**Direction**
Retype every line below without any changes.

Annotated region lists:
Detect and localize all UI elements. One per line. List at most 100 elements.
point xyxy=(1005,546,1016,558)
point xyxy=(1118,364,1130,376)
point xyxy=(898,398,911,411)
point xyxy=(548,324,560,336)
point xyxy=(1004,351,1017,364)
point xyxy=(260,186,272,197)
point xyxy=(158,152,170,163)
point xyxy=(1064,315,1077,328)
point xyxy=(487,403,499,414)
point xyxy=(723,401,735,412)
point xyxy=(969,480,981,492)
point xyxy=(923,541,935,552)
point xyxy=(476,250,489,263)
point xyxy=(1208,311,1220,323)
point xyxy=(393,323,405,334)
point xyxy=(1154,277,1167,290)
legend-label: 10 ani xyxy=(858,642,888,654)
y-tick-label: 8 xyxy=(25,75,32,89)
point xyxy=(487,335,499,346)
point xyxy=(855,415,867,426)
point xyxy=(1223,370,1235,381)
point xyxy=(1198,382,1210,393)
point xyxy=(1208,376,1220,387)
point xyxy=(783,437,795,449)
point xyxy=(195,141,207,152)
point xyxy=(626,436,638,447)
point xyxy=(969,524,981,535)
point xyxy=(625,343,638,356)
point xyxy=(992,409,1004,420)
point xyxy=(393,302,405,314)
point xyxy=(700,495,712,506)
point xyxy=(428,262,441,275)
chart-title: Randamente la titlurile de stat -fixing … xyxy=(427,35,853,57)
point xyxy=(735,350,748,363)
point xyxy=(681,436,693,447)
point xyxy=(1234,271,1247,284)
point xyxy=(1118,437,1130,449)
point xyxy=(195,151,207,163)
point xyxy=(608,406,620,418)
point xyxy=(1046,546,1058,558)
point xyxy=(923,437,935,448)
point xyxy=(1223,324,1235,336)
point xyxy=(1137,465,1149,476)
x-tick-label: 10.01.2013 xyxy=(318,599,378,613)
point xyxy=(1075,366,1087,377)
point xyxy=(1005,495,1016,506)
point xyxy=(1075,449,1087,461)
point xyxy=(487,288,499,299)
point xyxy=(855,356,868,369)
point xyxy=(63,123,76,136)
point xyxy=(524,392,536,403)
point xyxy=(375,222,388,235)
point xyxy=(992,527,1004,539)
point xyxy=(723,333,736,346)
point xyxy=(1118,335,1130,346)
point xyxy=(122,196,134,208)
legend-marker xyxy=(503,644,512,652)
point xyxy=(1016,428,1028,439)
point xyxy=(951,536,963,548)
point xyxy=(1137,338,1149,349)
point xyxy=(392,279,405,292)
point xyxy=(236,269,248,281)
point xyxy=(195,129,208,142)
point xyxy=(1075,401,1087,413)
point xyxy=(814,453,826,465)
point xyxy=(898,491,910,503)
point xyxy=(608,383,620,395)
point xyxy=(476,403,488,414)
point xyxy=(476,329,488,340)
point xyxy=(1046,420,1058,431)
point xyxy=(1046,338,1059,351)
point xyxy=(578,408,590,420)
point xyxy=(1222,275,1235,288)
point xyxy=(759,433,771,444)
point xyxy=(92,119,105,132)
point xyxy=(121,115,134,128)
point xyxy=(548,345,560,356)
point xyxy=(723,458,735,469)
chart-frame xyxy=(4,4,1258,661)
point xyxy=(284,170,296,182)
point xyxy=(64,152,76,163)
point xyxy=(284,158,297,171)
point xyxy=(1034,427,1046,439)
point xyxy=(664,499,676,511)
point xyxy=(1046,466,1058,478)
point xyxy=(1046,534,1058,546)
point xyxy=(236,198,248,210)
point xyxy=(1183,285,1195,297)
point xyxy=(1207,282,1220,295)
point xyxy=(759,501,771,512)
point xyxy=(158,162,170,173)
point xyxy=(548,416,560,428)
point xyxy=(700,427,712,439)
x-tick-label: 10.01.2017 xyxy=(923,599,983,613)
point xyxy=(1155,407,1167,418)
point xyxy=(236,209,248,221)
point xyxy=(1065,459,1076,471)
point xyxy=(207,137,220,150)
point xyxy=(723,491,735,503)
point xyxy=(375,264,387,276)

**Solution to this problem**
Detect and localize all UI elements. One per line. List at most 100 elements.
point xyxy=(1005,546,1016,558)
point xyxy=(1118,364,1130,376)
point xyxy=(898,398,911,411)
point xyxy=(548,324,560,336)
point xyxy=(1004,351,1017,364)
point xyxy=(260,186,272,197)
point xyxy=(158,152,170,163)
point xyxy=(1064,315,1077,328)
point xyxy=(487,403,499,414)
point xyxy=(723,401,735,412)
point xyxy=(969,480,981,492)
point xyxy=(923,541,935,552)
point xyxy=(476,250,489,263)
point xyxy=(1208,311,1220,323)
point xyxy=(393,323,405,334)
point xyxy=(1154,277,1167,290)
legend-label: 10 ani xyxy=(858,642,888,654)
y-tick-label: 8 xyxy=(25,75,32,89)
point xyxy=(487,335,499,346)
point xyxy=(855,415,867,426)
point xyxy=(1223,370,1235,381)
point xyxy=(1198,382,1210,393)
point xyxy=(1208,376,1220,387)
point xyxy=(783,437,795,449)
point xyxy=(195,141,207,152)
point xyxy=(626,436,638,447)
point xyxy=(969,524,981,535)
point xyxy=(625,343,638,356)
point xyxy=(992,409,1004,420)
point xyxy=(393,302,405,314)
point xyxy=(700,495,712,506)
point xyxy=(428,262,441,275)
chart-title: Randamente la titlurile de stat -fixing … xyxy=(427,35,853,57)
point xyxy=(735,350,748,363)
point xyxy=(681,436,693,447)
point xyxy=(1234,271,1247,284)
point xyxy=(1118,437,1130,449)
point xyxy=(195,151,207,163)
point xyxy=(608,406,620,418)
point xyxy=(1046,546,1058,558)
point xyxy=(923,437,935,448)
point xyxy=(1223,324,1235,336)
point xyxy=(1137,465,1149,476)
x-tick-label: 10.01.2013 xyxy=(318,599,378,613)
point xyxy=(1075,366,1087,377)
point xyxy=(1005,495,1016,506)
point xyxy=(1075,449,1087,461)
point xyxy=(487,288,499,299)
point xyxy=(855,356,868,369)
point xyxy=(63,123,76,136)
point xyxy=(524,392,536,403)
point xyxy=(375,222,388,235)
point xyxy=(992,527,1004,539)
point xyxy=(723,333,736,346)
point xyxy=(1118,335,1130,346)
point xyxy=(122,196,134,208)
legend-marker xyxy=(503,644,512,652)
point xyxy=(1016,428,1028,439)
point xyxy=(951,536,963,548)
point xyxy=(1137,338,1149,349)
point xyxy=(392,279,405,292)
point xyxy=(236,269,248,281)
point xyxy=(195,129,208,142)
point xyxy=(1075,401,1087,413)
point xyxy=(814,453,826,465)
point xyxy=(898,491,910,503)
point xyxy=(608,383,620,395)
point xyxy=(476,403,488,414)
point xyxy=(476,329,488,340)
point xyxy=(1046,420,1058,431)
point xyxy=(1046,338,1059,351)
point xyxy=(578,408,590,420)
point xyxy=(1222,275,1235,288)
point xyxy=(759,433,771,444)
point xyxy=(92,119,105,132)
point xyxy=(121,115,134,128)
point xyxy=(548,345,560,356)
point xyxy=(723,458,735,469)
chart-frame xyxy=(4,4,1258,661)
point xyxy=(284,170,296,182)
point xyxy=(64,152,76,163)
point xyxy=(284,158,297,171)
point xyxy=(1034,427,1046,439)
point xyxy=(664,499,676,511)
point xyxy=(1046,466,1058,478)
point xyxy=(1046,534,1058,546)
point xyxy=(236,198,248,210)
point xyxy=(1183,285,1195,297)
point xyxy=(1207,282,1220,295)
point xyxy=(759,501,771,512)
point xyxy=(158,162,170,173)
point xyxy=(548,416,560,428)
point xyxy=(700,427,712,439)
x-tick-label: 10.01.2017 xyxy=(923,599,983,613)
point xyxy=(1155,407,1167,418)
point xyxy=(236,209,248,221)
point xyxy=(1065,459,1076,471)
point xyxy=(207,137,220,150)
point xyxy=(723,491,735,503)
point xyxy=(375,264,387,276)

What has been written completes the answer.